EXCERPT TO READ: Begin
The wait is over. Daily fantasy websites DraftKings and FanDuel on Friday agreed to merge. The companies didn't disclose terms of the deal, though they each had been reported to once carry valuations upwards of $1 billion.
The deal, which has been rumored for weeks, comes as the daily fantasy sports industry continues to wade through regulatory pressures state by state regarding the legality of the game.
"By combining and streamlining resources, DraftKings and FanDuel can accelerate work with government officials to continue to develop a standard regulatory framework," DraftKings said in the Friday statement.
The companies expected the deal to close in 2017. DraftKings CEO Jason Robins will serve in the same role at the newly combined company, and FanDuel CEO Nigel Eccles will become chairman. In addition to the chairman and CEO, the board will comprise three directors from DraftKings, three directors from FanDuel and one independent director.
Though the two largest daily fantasy websites are back by some heavy-hitting investors, the two have had to wade through issues on their own which pressured each company's finances.
"The operational efficiencies and cost savings that are expected to result from the merger will drive a greater focus on developing new products and features," DraftKings said. "The merger will also help the combined company accelerate its path to profitability."
New York-based FanDuel is back by Kohlberg Kravis Roberts (KKR) , Alphabet's (GOOGL) Google Capital and Time Warner's (TWX) Time Warner Investments. Time Warner's Turner Sports as well as a number of National Football League and National Basketball Association team owners also back FanDuel. Other investors include Shamrock Capital Advisors, Comcast's (CMCSA) NBC Sports Ventures and Comcast Ventures, Bullpen Capital, Pentech Ventures and Piton Capital.
Boston's DraftKings is back by a litany of investors. They include Madison Square Garden (MSG) , New York merchant bank Raine Group and Kraft Group, which owns the New England Patriots.
The decline in the industry since it burst onto the sports scene also has been evident and may have been another motivation for the merger.
In February, Rupert Murdoch's 21st Century Fox (FOXA) revealed in a regulatory filing that it had marked down the company's $160 million investment in DraftKings by more than 60%.
"Between all of the lawsuits and the declining business, with a seeming inability to attract new money and a very high burn rate, given the advertising to gain market share, it makes a lot of sense," said Dan Etna of law firm Herrick Feinstein's sports practice.
Etna said he'd be surprised to see antitrust regulators block the deal given both the infancy of the industry and the struggles each company has endured over the past year or so. He also said he didn't expect Donald Trump's inauguration to affect the merger.
Wilson Sonsini Goodrich & Rosati, which represented KKR in its investment in FanDuel, once again represented FanDuel. Cooley represented DraftKings.
Orrick, Herrington & Sutcliffe's London-based partners Shawn Atkinson and Ed Denny led a team representing FanDuel shareholder Piton Capital. Orrick's U.S. public policy team represents FanDuel, DraftKings and the Fantasy Sports Trade Association in their efforts to secure legislation in various states permitting the fantasy sports industry to operate.
No bankers worked on the deal.FanDuel and DraftKings did not immediately respond to requests seeking comment.
EXCERPT TO READ: End
TASK TO CARRY OUT:
Please answer these questions from the article on the DraftKings and FanDuel merger:
(a) What role will FanDuel CEO Nigel Eccles take at the combined company?
(b) By how much did 21st Century Fox mark down its investment in DraftKings?
(c) Which firm represented DraftKings?
The entries below come from a different source than the article.
LISTED RECORDS: Begin
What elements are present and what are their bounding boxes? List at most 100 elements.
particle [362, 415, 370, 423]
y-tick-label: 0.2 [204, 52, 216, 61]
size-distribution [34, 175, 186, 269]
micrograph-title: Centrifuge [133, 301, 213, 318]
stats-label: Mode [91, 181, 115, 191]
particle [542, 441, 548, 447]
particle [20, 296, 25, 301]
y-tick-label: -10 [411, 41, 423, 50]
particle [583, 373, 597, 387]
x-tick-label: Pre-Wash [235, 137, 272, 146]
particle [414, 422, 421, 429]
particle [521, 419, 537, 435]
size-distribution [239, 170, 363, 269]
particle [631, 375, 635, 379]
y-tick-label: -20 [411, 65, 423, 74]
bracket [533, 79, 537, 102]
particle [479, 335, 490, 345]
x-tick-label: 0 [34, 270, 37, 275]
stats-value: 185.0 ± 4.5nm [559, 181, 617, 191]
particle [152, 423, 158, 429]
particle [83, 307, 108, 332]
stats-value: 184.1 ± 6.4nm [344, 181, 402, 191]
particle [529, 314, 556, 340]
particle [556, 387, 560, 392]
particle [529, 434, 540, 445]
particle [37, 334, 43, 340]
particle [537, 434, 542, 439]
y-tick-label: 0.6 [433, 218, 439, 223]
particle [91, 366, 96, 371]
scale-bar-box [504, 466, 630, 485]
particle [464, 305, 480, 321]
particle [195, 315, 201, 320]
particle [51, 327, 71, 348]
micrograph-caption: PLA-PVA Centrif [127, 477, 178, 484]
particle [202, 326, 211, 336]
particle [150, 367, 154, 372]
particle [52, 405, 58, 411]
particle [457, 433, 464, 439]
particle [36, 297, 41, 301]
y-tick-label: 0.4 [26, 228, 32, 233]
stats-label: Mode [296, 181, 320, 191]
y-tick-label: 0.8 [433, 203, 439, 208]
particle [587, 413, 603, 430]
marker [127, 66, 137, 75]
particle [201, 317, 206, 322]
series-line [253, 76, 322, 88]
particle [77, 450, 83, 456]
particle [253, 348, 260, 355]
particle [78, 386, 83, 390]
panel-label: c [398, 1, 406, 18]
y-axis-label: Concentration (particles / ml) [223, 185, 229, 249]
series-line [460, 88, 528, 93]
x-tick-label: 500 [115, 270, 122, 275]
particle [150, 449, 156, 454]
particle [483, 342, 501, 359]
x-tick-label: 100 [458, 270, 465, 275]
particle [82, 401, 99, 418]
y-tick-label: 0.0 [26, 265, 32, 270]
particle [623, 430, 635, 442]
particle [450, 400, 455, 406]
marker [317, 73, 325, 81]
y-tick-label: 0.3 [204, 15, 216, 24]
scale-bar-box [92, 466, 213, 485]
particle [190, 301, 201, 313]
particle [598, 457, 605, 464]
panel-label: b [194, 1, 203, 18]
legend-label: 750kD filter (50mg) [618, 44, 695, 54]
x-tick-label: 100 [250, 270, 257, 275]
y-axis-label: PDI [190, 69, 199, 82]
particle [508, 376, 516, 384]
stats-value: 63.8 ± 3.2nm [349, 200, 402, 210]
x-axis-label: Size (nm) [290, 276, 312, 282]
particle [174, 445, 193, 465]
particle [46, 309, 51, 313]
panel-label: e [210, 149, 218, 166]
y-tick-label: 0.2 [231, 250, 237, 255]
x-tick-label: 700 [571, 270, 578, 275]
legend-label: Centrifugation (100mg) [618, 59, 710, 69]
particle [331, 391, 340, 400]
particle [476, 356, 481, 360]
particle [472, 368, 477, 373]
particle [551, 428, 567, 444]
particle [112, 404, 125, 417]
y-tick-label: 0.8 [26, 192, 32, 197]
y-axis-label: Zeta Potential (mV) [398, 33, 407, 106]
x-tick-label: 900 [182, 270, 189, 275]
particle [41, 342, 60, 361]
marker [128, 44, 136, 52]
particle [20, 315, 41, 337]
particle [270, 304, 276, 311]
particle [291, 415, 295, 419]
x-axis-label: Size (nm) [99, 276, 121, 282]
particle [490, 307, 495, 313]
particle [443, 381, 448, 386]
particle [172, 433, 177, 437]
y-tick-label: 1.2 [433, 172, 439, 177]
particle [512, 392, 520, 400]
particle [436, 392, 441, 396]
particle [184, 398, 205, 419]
LISTED RECORDS: End
TASK RESULT:
(a) He will become chairman.
(b) By more than 60% of its $160 million investment.
(c) Cooley.